### GOAL OF THE EXERCISE
Return every one of the rows below verbatim, character for character and in the same order.
>> BEGIN DATA SUPPLIED
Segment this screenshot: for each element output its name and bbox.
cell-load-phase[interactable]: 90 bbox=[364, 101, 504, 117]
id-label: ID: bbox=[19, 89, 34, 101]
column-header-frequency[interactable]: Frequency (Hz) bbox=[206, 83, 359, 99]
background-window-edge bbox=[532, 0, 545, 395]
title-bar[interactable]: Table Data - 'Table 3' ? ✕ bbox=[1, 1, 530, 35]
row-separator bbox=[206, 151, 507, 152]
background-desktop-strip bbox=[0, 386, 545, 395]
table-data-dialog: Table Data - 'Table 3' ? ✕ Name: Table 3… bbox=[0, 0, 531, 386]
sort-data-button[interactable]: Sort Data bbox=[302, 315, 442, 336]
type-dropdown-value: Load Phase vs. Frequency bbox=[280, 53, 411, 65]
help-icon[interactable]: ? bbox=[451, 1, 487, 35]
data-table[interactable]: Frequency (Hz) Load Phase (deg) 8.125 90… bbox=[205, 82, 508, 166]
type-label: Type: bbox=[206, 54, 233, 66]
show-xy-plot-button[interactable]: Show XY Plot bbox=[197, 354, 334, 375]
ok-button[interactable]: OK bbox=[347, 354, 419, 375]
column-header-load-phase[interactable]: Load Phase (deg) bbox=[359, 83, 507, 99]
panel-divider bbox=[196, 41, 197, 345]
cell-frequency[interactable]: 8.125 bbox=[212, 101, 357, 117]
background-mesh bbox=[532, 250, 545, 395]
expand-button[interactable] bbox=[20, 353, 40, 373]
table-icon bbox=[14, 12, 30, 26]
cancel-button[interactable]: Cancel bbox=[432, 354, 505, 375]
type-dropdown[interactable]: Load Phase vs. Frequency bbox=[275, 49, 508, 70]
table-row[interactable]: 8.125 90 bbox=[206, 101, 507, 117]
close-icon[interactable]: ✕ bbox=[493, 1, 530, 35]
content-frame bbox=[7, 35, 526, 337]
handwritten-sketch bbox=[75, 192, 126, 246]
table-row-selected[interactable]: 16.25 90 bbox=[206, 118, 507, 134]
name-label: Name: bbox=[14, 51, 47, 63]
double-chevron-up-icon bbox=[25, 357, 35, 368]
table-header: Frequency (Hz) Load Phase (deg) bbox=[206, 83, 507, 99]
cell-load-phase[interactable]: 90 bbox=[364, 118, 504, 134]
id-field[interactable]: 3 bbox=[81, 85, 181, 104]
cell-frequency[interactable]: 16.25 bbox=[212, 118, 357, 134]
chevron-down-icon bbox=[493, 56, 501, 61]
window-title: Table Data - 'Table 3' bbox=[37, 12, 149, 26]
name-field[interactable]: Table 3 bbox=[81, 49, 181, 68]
>> END DATA SUPPLIED
### WRITTEN RESPONSE
Segment this screenshot: for each element output its name and bbox.
cell-load-phase[interactable]: 90 bbox=[364, 101, 504, 117]
id-label: ID: bbox=[19, 89, 34, 101]
column-header-frequency[interactable]: Frequency (Hz) bbox=[206, 83, 359, 99]
background-window-edge bbox=[532, 0, 545, 395]
title-bar[interactable]: Table Data - 'Table 3' ? ✕ bbox=[1, 1, 530, 35]
row-separator bbox=[206, 151, 507, 152]
background-desktop-strip bbox=[0, 386, 545, 395]
table-data-dialog: Table Data - 'Table 3' ? ✕ Name: Table 3… bbox=[0, 0, 531, 386]
sort-data-button[interactable]: Sort Data bbox=[302, 315, 442, 336]
type-dropdown-value: Load Phase vs. Frequency bbox=[280, 53, 411, 65]
help-icon[interactable]: ? bbox=[451, 1, 487, 35]
data-table[interactable]: Frequency (Hz) Load Phase (deg) 8.125 90… bbox=[205, 82, 508, 166]
type-label: Type: bbox=[206, 54, 233, 66]
show-xy-plot-button[interactable]: Show XY Plot bbox=[197, 354, 334, 375]
ok-button[interactable]: OK bbox=[347, 354, 419, 375]
column-header-load-phase[interactable]: Load Phase (deg) bbox=[359, 83, 507, 99]
panel-divider bbox=[196, 41, 197, 345]
cell-frequency[interactable]: 8.125 bbox=[212, 101, 357, 117]
background-mesh bbox=[532, 250, 545, 395]
expand-button[interactable] bbox=[20, 353, 40, 373]
table-icon bbox=[14, 12, 30, 26]
cancel-button[interactable]: Cancel bbox=[432, 354, 505, 375]
type-dropdown[interactable]: Load Phase vs. Frequency bbox=[275, 49, 508, 70]
table-row[interactable]: 8.125 90 bbox=[206, 101, 507, 117]
close-icon[interactable]: ✕ bbox=[493, 1, 530, 35]
content-frame bbox=[7, 35, 526, 337]
handwritten-sketch bbox=[75, 192, 126, 246]
table-row-selected[interactable]: 16.25 90 bbox=[206, 118, 507, 134]
name-label: Name: bbox=[14, 51, 47, 63]
double-chevron-up-icon bbox=[25, 357, 35, 368]
table-header: Frequency (Hz) Load Phase (deg) bbox=[206, 83, 507, 99]
cell-load-phase[interactable]: 90 bbox=[364, 118, 504, 134]
id-field[interactable]: 3 bbox=[81, 85, 181, 104]
cell-frequency[interactable]: 16.25 bbox=[212, 118, 357, 134]
chevron-down-icon bbox=[493, 56, 501, 61]
window-title: Table Data - 'Table 3' bbox=[37, 12, 149, 26]
name-field[interactable]: Table 3 bbox=[81, 49, 181, 68]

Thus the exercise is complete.